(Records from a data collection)
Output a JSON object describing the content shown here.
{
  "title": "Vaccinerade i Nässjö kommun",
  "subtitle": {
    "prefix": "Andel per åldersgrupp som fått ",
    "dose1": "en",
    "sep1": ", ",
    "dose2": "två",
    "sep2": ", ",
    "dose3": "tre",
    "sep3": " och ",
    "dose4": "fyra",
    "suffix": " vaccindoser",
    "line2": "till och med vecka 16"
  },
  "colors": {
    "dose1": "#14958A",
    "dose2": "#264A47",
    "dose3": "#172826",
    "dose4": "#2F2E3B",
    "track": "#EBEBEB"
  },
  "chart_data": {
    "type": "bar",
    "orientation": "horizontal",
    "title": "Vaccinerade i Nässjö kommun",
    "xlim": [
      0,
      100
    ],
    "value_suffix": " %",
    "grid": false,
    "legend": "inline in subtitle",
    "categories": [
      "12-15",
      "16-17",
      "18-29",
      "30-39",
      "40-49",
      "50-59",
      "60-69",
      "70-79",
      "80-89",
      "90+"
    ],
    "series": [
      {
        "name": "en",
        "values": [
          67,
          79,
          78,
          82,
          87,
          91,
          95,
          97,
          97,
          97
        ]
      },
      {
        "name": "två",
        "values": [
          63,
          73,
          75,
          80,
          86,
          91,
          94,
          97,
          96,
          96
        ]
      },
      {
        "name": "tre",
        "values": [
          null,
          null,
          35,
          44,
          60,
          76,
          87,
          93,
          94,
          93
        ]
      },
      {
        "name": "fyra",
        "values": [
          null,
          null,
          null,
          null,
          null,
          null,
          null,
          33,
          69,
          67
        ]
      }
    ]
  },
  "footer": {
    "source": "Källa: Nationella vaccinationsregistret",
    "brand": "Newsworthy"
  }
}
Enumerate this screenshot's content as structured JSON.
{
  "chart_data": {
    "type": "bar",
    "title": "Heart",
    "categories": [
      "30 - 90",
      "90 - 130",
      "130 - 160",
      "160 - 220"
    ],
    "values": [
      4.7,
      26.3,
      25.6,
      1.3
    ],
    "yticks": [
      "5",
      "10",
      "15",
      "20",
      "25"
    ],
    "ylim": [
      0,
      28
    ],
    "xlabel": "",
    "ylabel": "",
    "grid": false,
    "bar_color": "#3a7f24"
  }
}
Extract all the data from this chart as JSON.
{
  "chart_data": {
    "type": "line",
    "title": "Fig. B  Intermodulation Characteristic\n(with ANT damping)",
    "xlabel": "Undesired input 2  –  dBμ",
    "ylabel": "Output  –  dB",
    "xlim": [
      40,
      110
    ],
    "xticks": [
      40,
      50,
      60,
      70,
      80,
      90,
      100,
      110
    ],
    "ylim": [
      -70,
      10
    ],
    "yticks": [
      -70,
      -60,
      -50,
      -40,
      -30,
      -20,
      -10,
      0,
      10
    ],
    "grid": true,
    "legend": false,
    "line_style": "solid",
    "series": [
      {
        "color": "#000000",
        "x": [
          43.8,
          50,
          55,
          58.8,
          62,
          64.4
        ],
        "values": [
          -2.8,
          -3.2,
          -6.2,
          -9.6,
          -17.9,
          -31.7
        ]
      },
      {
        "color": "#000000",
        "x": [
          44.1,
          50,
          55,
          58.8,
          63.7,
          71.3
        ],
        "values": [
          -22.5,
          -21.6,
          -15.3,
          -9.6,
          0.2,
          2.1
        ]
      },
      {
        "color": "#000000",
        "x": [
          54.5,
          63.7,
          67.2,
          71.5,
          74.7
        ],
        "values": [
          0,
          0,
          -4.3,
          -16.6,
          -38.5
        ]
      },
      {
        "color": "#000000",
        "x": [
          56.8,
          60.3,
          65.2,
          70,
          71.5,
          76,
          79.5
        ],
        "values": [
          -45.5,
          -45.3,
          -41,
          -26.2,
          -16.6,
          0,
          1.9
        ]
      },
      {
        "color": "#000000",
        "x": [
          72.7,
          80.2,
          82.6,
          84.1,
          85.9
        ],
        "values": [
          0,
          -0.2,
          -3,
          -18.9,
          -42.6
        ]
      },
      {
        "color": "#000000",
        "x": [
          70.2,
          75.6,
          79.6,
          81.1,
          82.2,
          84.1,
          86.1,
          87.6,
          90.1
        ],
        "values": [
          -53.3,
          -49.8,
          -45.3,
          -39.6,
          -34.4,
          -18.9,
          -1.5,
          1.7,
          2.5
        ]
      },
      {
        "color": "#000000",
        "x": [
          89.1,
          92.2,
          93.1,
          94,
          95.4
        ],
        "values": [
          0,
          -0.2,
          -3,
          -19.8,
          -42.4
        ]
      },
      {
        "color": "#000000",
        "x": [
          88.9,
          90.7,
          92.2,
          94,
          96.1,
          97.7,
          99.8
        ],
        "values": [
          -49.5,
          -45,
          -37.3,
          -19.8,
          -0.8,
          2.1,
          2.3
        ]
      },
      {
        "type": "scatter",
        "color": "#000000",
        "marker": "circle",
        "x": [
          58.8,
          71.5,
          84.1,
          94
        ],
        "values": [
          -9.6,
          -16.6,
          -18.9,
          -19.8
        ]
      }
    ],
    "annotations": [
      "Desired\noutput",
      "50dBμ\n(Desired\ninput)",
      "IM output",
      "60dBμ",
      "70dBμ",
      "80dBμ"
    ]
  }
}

### Given exercise
Every entry should be output exactly as written, please.

### The solution
Output a JSON object describing the content shown here.
{
  "title": "Vaccinerade i Nässjö kommun",
  "subtitle": {
    "prefix": "Andel per åldersgrupp som fått ",
    "dose1": "en",
    "sep1": ", ",
    "dose2": "två",
    "sep2": ", ",
    "dose3": "tre",
    "sep3": " och ",
    "dose4": "fyra",
    "suffix": " vaccindoser",
    "line2": "till och med vecka 16"
  },
  "colors": {
    "dose1": "#14958A",
    "dose2": "#264A47",
    "dose3": "#172826",
    "dose4": "#2F2E3B",
    "track": "#EBEBEB"
  },
  "chart_data": {
    "type": "bar",
    "orientation": "horizontal",
    "title": "Vaccinerade i Nässjö kommun",
    "xlim": [
      0,
      100
    ],
    "value_suffix": " %",
    "grid": false,
    "legend": "inline in subtitle",
    "categories": [
      "12-15",
      "16-17",
      "18-29",
      "30-39",
      "40-49",
      "50-59",
      "60-69",
      "70-79",
      "80-89",
      "90+"
    ],
    "series": [
      {
        "name": "en",
        "values": [
          67,
          79,
          78,
          82,
          87,
          91,
          95,
          97,
          97,
          97
        ]
      },
      {
        "name": "två",
        "values": [
          63,
          73,
          75,
          80,
          86,
          91,
          94,
          97,
          96,
          96
        ]
      },
      {
        "name": "tre",
        "values": [
          null,
          null,
          35,
          44,
          60,
          76,
          87,
          93,
          94,
          93
        ]
      },
      {
        "name": "fyra",
        "values": [
          null,
          null,
          null,
          null,
          null,
          null,
          null,
          33,
          69,
          67
        ]
      }
    ]
  },
  "footer": {
    "source": "Källa: Nationella vaccinationsregistret",
    "brand": "Newsworthy"
  }
}
Enumerate this screenshot's content as structured JSON.
{
  "chart_data": {
    "type": "bar",
    "title": "Heart",
    "categories": [
      "30 - 90",
      "90 - 130",
      "130 - 160",
      "160 - 220"
    ],
    "values": [
      4.7,
      26.3,
      25.6,
      1.3
    ],
    "yticks": [
      "5",
      "10",
      "15",
      "20",
      "25"
    ],
    "ylim": [
      0,
      28
    ],
    "xlabel": "",
    "ylabel": "",
    "grid": false,
    "bar_color": "#3a7f24"
  }
}
Extract all the data from this chart as JSON.
{
  "chart_data": {
    "type": "line",
    "title": "Fig. B  Intermodulation Characteristic\n(with ANT damping)",
    "xlabel": "Undesired input 2  –  dBμ",
    "ylabel": "Output  –  dB",
    "xlim": [
      40,
      110
    ],
    "xticks": [
      40,
      50,
      60,
      70,
      80,
      90,
      100,
      110
    ],
    "ylim": [
      -70,
      10
    ],
    "yticks": [
      -70,
      -60,
      -50,
      -40,
      -30,
      -20,
      -10,
      0,
      10
    ],
    "grid": true,
    "legend": false,
    "line_style": "solid",
    "series": [
      {
        "color": "#000000",
        "x": [
          43.8,
          50,
          55,
          58.8,
          62,
          64.4
        ],
        "values": [
          -2.8,
          -3.2,
          -6.2,
          -9.6,
          -17.9,
          -31.7
        ]
      },
      {
        "color": "#000000",
        "x": [
          44.1,
          50,
          55,
          58.8,
          63.7,
          71.3
        ],
        "values": [
          -22.5,
          -21.6,
          -15.3,
          -9.6,
          0.2,
          2.1
        ]
      },
      {
        "color": "#000000",
        "x": [
          54.5,
          63.7,
          67.2,
          71.5,
          74.7
        ],
        "values": [
          0,
          0,
          -4.3,
          -16.6,
          -38.5
        ]
      },
      {
        "color": "#000000",
        "x": [
          56.8,
          60.3,
          65.2,
          70,
          71.5,
          76,
          79.5
        ],
        "values": [
          -45.5,
          -45.3,
          -41,
          -26.2,
          -16.6,
          0,
          1.9
        ]
      },
      {
        "color": "#000000",
        "x": [
          72.7,
          80.2,
          82.6,
          84.1,
          85.9
        ],
        "values": [
          0,
          -0.2,
          -3,
          -18.9,
          -42.6
        ]
      },
      {
        "color": "#000000",
        "x": [
          70.2,
          75.6,
          79.6,
          81.1,
          82.2,
          84.1,
          86.1,
          87.6,
          90.1
        ],
        "values": [
          -53.3,
          -49.8,
          -45.3,
          -39.6,
          -34.4,
          -18.9,
          -1.5,
          1.7,
          2.5
        ]
      },
      {
        "color": "#000000",
        "x": [
          89.1,
          92.2,
          93.1,
          94,
          95.4
        ],
        "values": [
          0,
          -0.2,
          -3,
          -19.8,
          -42.4
        ]
      },
      {
        "color": "#000000",
        "x": [
          88.9,
          90.7,
          92.2,
          94,
          96.1,
          97.7,
          99.8
        ],
        "values": [
          -49.5,
          -45,
          -37.3,
          -19.8,
          -0.8,
          2.1,
          2.3
        ]
      },
      {
        "type": "scatter",
        "color": "#000000",
        "marker": "circle",
        "x": [
          58.8,
          71.5,
          84.1,
          94
        ],
        "values": [
          -9.6,
          -16.6,
          -18.9,
          -19.8
        ]
      }
    ],
    "annotations": [
      "Desired\noutput",
      "50dBμ\n(Desired\ninput)",
      "IM output",
      "60dBμ",
      "70dBμ",
      "80dBμ"
    ]
  }
}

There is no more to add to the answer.